TASK: Produce a faithful copy of the data, one that leaves out the pictures.

Top of EXCERPTED DATA

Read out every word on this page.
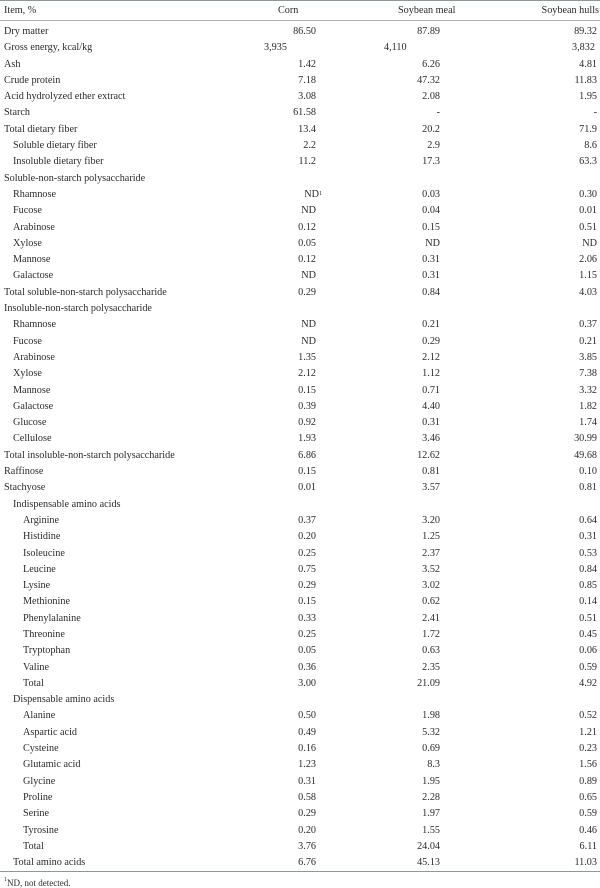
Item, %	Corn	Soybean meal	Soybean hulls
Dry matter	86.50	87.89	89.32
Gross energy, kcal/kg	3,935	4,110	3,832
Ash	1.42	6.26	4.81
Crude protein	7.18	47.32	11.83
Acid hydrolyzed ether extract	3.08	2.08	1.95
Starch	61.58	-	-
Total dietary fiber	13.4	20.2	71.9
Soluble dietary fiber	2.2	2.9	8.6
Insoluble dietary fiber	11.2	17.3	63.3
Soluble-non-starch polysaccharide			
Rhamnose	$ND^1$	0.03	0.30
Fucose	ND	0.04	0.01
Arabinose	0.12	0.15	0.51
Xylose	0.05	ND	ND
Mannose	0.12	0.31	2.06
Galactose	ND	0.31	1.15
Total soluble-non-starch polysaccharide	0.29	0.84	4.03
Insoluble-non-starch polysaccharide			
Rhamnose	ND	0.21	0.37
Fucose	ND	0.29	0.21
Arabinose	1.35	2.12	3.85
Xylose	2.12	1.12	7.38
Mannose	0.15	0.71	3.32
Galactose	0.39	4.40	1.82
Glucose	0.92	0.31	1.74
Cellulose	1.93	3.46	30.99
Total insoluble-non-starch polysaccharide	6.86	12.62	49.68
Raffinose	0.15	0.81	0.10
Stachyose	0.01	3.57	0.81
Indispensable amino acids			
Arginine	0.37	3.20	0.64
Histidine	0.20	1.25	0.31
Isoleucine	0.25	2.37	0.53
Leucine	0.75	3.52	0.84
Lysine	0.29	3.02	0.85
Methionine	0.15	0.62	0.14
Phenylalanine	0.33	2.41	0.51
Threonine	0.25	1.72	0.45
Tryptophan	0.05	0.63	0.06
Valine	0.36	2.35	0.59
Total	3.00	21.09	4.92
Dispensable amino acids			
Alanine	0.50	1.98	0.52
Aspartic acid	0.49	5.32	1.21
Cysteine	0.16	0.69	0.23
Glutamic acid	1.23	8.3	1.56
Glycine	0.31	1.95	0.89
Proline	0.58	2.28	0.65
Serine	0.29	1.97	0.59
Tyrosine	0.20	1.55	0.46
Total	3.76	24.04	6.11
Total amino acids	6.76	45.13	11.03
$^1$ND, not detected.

Bottom of EXCERPTED DATA

FINAL ANSWER:
Read out every word on this page.
Item, %	Corn	Soybean meal	Soybean hulls
Dry matter	86.50	87.89	89.32
Gross energy, kcal/kg	3,935	4,110	3,832
Ash	1.42	6.26	4.81
Crude protein	7.18	47.32	11.83
Acid hydrolyzed ether extract	3.08	2.08	1.95
Starch	61.58	-	-
Total dietary fiber	13.4	20.2	71.9
Soluble dietary fiber	2.2	2.9	8.6
Insoluble dietary fiber	11.2	17.3	63.3
Soluble-non-starch polysaccharide			
Rhamnose	$ND^1$	0.03	0.30
Fucose	ND	0.04	0.01
Arabinose	0.12	0.15	0.51
Xylose	0.05	ND	ND
Mannose	0.12	0.31	2.06
Galactose	ND	0.31	1.15
Total soluble-non-starch polysaccharide	0.29	0.84	4.03
Insoluble-non-starch polysaccharide			
Rhamnose	ND	0.21	0.37
Fucose	ND	0.29	0.21
Arabinose	1.35	2.12	3.85
Xylose	2.12	1.12	7.38
Mannose	0.15	0.71	3.32
Galactose	0.39	4.40	1.82
Glucose	0.92	0.31	1.74
Cellulose	1.93	3.46	30.99
Total insoluble-non-starch polysaccharide	6.86	12.62	49.68
Raffinose	0.15	0.81	0.10
Stachyose	0.01	3.57	0.81
Indispensable amino acids			
Arginine	0.37	3.20	0.64
Histidine	0.20	1.25	0.31
Isoleucine	0.25	2.37	0.53
Leucine	0.75	3.52	0.84
Lysine	0.29	3.02	0.85
Methionine	0.15	0.62	0.14
Phenylalanine	0.33	2.41	0.51
Threonine	0.25	1.72	0.45
Tryptophan	0.05	0.63	0.06
Valine	0.36	2.35	0.59
Total	3.00	21.09	4.92
Dispensable amino acids			
Alanine	0.50	1.98	0.52
Aspartic acid	0.49	5.32	1.21
Cysteine	0.16	0.69	0.23
Glutamic acid	1.23	8.3	1.56
Glycine	0.31	1.95	0.89
Proline	0.58	2.28	0.65
Serine	0.29	1.97	0.59
Tyrosine	0.20	1.55	0.46
Total	3.76	24.04	6.11
Total amino acids	6.76	45.13	11.03
$^1$ND, not detected.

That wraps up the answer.